------ DATA FOR PROCESSING

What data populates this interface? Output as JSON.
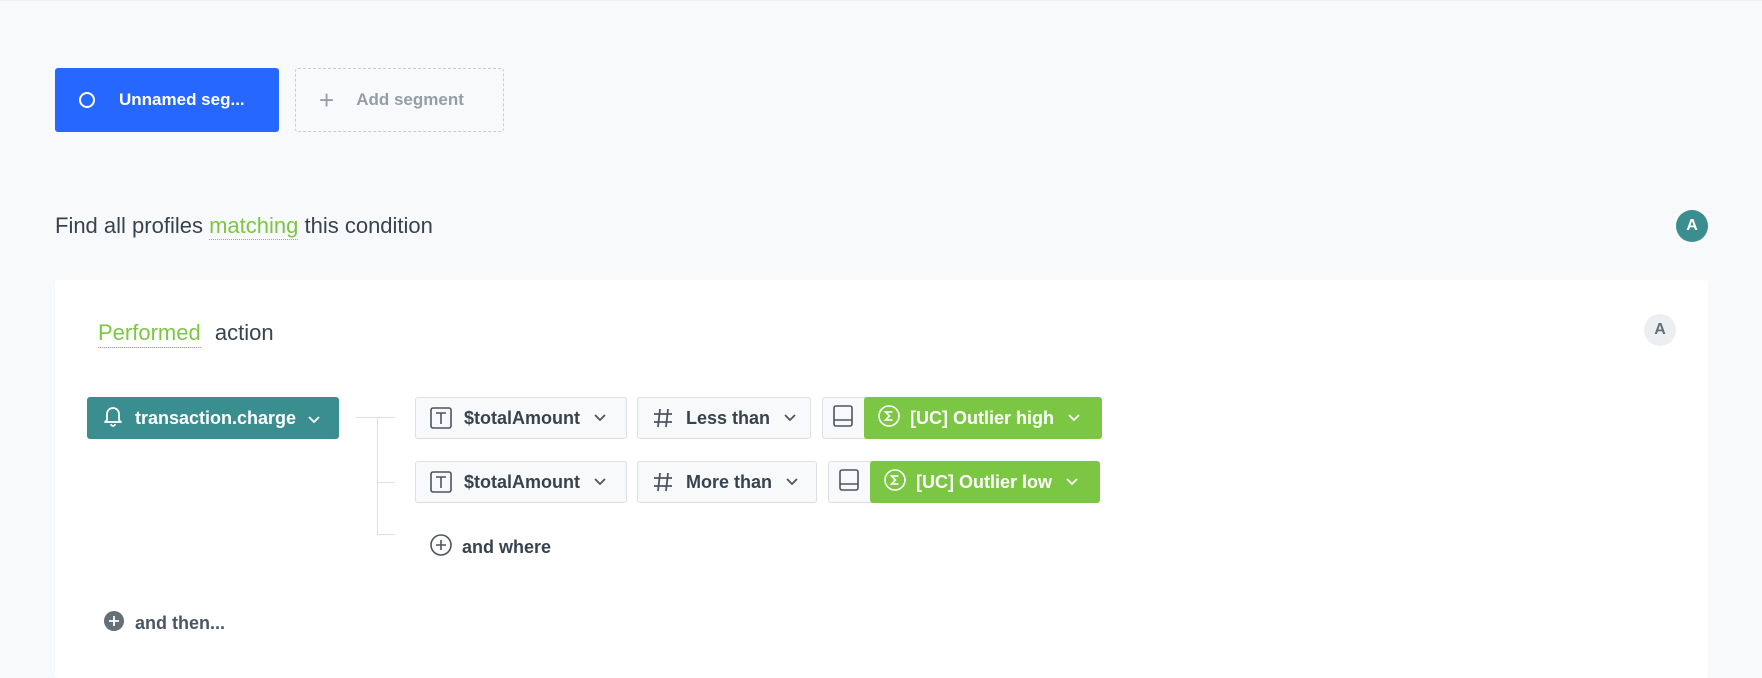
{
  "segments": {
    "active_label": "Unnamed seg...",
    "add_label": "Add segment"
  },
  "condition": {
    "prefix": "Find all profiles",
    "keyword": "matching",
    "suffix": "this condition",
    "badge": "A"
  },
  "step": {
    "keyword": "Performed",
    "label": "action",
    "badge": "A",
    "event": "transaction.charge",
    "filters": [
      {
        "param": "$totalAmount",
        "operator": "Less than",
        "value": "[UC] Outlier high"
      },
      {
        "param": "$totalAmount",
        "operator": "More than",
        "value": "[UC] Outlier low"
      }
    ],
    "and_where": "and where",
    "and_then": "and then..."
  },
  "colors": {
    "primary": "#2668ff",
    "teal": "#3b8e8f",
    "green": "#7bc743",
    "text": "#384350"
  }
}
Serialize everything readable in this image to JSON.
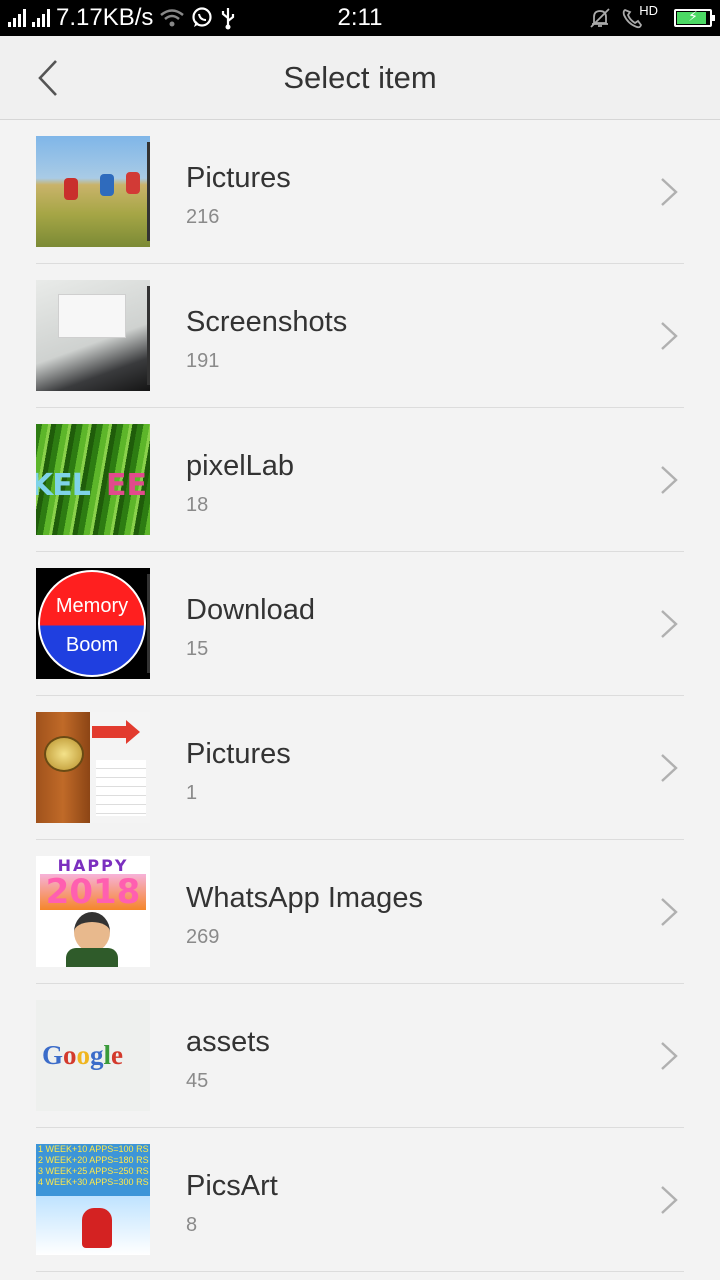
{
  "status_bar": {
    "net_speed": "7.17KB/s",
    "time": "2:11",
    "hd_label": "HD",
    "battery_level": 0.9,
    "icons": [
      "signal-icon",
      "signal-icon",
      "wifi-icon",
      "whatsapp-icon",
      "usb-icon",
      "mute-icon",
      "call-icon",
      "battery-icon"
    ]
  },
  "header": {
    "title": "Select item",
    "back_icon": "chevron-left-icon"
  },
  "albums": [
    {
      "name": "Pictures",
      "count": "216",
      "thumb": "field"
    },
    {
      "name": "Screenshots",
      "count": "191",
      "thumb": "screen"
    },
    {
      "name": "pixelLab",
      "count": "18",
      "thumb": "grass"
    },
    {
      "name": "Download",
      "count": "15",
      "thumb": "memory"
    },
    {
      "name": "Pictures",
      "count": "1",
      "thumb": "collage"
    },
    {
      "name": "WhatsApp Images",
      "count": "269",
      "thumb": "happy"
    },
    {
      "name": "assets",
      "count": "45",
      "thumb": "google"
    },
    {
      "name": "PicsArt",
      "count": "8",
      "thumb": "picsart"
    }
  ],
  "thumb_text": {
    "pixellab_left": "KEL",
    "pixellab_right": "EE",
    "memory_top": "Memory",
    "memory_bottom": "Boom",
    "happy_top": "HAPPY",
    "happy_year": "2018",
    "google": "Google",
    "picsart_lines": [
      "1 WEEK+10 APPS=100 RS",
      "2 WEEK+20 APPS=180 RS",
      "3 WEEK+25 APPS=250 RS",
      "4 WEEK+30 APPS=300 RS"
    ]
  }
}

------------
------ DATA FOR PROCESSING

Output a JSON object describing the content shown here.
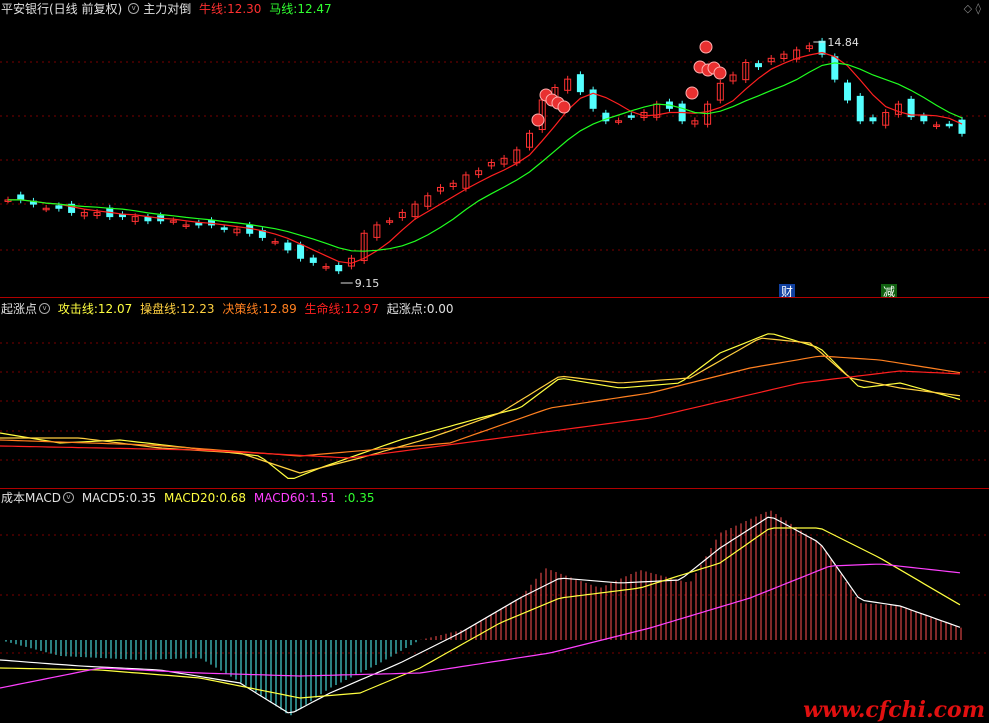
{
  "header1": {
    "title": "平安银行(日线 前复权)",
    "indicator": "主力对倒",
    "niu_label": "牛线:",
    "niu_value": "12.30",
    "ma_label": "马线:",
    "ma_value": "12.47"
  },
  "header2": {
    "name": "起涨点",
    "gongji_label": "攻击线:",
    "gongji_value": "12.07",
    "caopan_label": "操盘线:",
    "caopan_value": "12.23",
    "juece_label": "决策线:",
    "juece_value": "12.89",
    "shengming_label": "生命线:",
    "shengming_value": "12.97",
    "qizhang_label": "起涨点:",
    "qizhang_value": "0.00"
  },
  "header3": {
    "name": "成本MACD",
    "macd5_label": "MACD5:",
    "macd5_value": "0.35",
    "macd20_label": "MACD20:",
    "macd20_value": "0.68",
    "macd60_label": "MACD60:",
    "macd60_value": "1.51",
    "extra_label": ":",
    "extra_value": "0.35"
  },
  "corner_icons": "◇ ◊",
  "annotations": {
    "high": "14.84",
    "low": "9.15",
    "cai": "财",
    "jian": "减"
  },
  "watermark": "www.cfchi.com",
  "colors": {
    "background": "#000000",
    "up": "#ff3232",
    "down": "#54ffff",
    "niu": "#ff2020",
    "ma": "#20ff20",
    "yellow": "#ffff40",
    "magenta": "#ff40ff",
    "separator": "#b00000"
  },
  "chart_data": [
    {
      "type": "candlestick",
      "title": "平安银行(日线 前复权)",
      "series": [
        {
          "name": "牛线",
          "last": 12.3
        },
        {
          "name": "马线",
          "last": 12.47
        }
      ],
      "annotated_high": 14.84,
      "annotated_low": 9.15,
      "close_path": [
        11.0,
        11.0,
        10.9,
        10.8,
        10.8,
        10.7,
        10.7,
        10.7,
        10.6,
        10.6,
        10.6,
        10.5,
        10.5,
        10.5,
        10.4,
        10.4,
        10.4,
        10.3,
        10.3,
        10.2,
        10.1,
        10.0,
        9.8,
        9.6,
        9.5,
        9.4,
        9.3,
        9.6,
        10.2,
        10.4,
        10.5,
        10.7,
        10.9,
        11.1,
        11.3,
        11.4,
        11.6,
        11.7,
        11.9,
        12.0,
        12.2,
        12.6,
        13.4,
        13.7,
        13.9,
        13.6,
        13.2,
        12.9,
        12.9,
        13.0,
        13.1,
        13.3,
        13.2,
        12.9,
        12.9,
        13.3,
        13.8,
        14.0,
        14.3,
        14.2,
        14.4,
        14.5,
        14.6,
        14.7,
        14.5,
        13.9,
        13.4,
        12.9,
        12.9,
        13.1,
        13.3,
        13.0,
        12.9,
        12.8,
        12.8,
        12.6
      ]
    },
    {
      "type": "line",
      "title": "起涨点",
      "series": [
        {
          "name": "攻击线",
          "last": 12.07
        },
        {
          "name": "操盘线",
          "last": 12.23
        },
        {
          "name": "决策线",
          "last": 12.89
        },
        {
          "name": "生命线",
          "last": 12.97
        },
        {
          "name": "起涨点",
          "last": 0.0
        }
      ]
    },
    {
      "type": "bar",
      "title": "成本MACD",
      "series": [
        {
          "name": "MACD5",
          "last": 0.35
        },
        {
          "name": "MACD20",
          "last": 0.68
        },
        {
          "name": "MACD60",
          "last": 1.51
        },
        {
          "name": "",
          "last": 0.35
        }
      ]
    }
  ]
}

------------

§ **EXERCISE DETAILS**
Scan the listing above. Collect all lines with the word "title".

§ **ANSWER BELOW**
    "title": "Select item",
    "title": "平安银行(日线 前复权)",
      "title": "平安银行(日线 前复权)",
      "title": "起涨点",
      "title": "成本MACD",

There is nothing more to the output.